Retype each record shown below, leaving every character as it is.

BEGIN

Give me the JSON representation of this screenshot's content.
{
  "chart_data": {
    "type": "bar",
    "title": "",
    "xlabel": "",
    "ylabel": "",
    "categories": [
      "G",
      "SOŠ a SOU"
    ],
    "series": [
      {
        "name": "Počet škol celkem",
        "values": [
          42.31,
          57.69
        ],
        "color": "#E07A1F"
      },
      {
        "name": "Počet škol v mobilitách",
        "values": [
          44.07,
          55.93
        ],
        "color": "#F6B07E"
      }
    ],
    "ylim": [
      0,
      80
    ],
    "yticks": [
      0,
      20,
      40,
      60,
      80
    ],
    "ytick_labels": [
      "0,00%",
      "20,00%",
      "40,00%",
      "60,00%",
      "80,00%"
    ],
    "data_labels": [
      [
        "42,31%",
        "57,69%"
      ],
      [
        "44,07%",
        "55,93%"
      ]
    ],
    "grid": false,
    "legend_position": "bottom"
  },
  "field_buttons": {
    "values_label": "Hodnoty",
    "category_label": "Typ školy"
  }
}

END

• Output of the task
Give me the JSON representation of this screenshot's content.
{
  "chart_data": {
    "type": "bar",
    "title": "",
    "xlabel": "",
    "ylabel": "",
    "categories": [
      "G",
      "SOŠ a SOU"
    ],
    "series": [
      {
        "name": "Počet škol celkem",
        "values": [
          42.31,
          57.69
        ],
        "color": "#E07A1F"
      },
      {
        "name": "Počet škol v mobilitách",
        "values": [
          44.07,
          55.93
        ],
        "color": "#F6B07E"
      }
    ],
    "ylim": [
      0,
      80
    ],
    "yticks": [
      0,
      20,
      40,
      60,
      80
    ],
    "ytick_labels": [
      "0,00%",
      "20,00%",
      "40,00%",
      "60,00%",
      "80,00%"
    ],
    "data_labels": [
      [
        "42,31%",
        "57,69%"
      ],
      [
        "44,07%",
        "55,93%"
      ]
    ],
    "grid": false,
    "legend_position": "bottom"
  },
  "field_buttons": {
    "values_label": "Hodnoty",
    "category_label": "Typ školy"
  }
}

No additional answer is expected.